OBJECTIVE: Copy the entries below exactly. Images do not belong in the copy.
Begin RAW RECORDS
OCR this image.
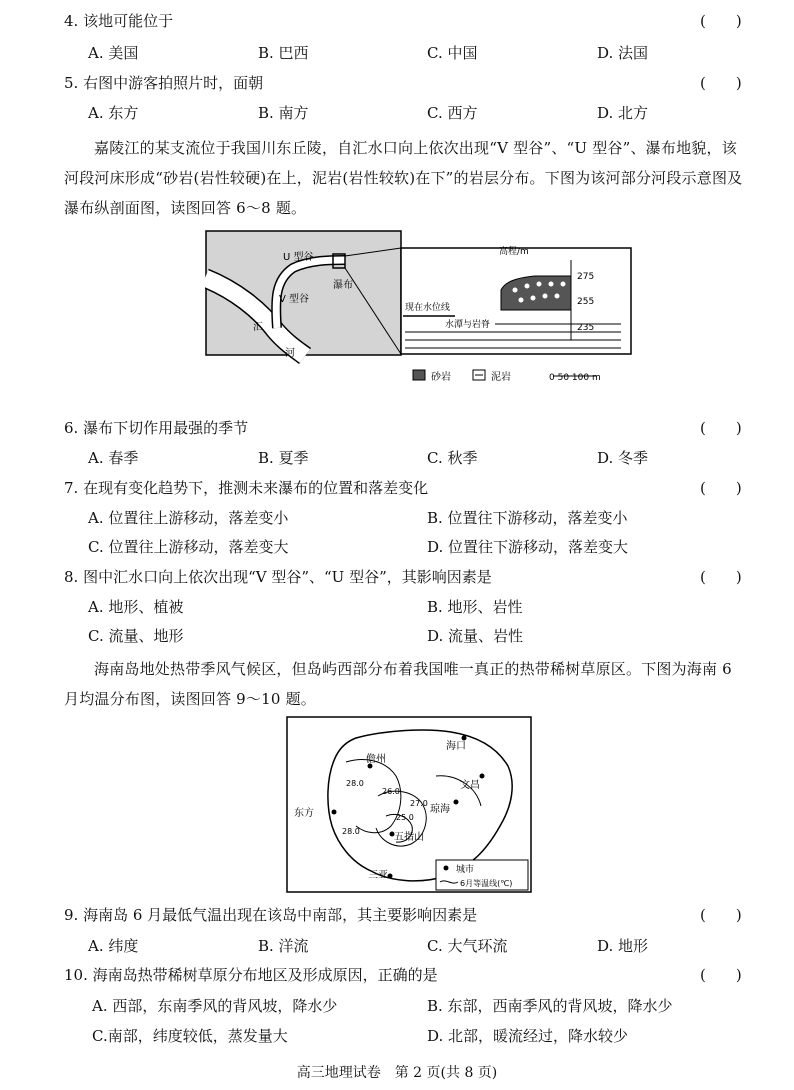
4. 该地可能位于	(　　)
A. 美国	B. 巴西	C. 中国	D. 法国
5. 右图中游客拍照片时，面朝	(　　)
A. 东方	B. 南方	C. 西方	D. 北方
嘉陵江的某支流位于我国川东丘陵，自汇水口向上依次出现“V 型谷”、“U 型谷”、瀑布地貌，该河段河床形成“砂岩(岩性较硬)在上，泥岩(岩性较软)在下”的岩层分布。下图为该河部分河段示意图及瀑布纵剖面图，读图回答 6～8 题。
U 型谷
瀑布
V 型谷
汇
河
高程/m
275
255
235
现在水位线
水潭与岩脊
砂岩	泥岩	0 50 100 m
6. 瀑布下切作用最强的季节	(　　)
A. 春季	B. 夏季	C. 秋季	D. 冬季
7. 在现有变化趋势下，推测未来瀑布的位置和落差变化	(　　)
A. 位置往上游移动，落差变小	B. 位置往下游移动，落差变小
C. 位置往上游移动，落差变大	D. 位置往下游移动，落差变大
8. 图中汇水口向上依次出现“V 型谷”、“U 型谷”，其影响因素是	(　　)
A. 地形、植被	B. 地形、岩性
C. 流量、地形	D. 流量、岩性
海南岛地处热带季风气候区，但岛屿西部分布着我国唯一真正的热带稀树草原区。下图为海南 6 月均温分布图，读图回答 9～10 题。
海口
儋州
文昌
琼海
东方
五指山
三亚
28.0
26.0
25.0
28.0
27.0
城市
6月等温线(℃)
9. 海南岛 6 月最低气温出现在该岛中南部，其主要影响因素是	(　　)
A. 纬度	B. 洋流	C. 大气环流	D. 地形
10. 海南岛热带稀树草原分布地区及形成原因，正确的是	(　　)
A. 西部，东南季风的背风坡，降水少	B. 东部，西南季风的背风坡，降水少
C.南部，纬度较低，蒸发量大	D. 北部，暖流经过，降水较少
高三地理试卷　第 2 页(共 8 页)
End RAW RECORDS
RESULT BELOW:
OCR this image.
4. 该地可能位于	(　　)
A. 美国	B. 巴西	C. 中国	D. 法国
5. 右图中游客拍照片时，面朝	(　　)
A. 东方	B. 南方	C. 西方	D. 北方
嘉陵江的某支流位于我国川东丘陵，自汇水口向上依次出现“V 型谷”、“U 型谷”、瀑布地貌，该河段河床形成“砂岩(岩性较硬)在上，泥岩(岩性较软)在下”的岩层分布。下图为该河部分河段示意图及瀑布纵剖面图，读图回答 6～8 题。
U 型谷
瀑布
V 型谷
汇
河
高程/m
275
255
235
现在水位线
水潭与岩脊
砂岩	泥岩	0 50 100 m
6. 瀑布下切作用最强的季节	(　　)
A. 春季	B. 夏季	C. 秋季	D. 冬季
7. 在现有变化趋势下，推测未来瀑布的位置和落差变化	(　　)
A. 位置往上游移动，落差变小	B. 位置往下游移动，落差变小
C. 位置往上游移动，落差变大	D. 位置往下游移动，落差变大
8. 图中汇水口向上依次出现“V 型谷”、“U 型谷”，其影响因素是	(　　)
A. 地形、植被	B. 地形、岩性
C. 流量、地形	D. 流量、岩性
海南岛地处热带季风气候区，但岛屿西部分布着我国唯一真正的热带稀树草原区。下图为海南 6 月均温分布图，读图回答 9～10 题。
海口
儋州
文昌
琼海
东方
五指山
三亚
28.0
26.0
25.0
28.0
27.0
城市
6月等温线(℃)
9. 海南岛 6 月最低气温出现在该岛中南部，其主要影响因素是	(　　)
A. 纬度	B. 洋流	C. 大气环流	D. 地形
10. 海南岛热带稀树草原分布地区及形成原因，正确的是	(　　)
A. 西部，东南季风的背风坡，降水少	B. 东部，西南季风的背风坡，降水少
C.南部，纬度较低，蒸发量大	D. 北部，暖流经过，降水较少
高三地理试卷　第 2 页(共 8 页)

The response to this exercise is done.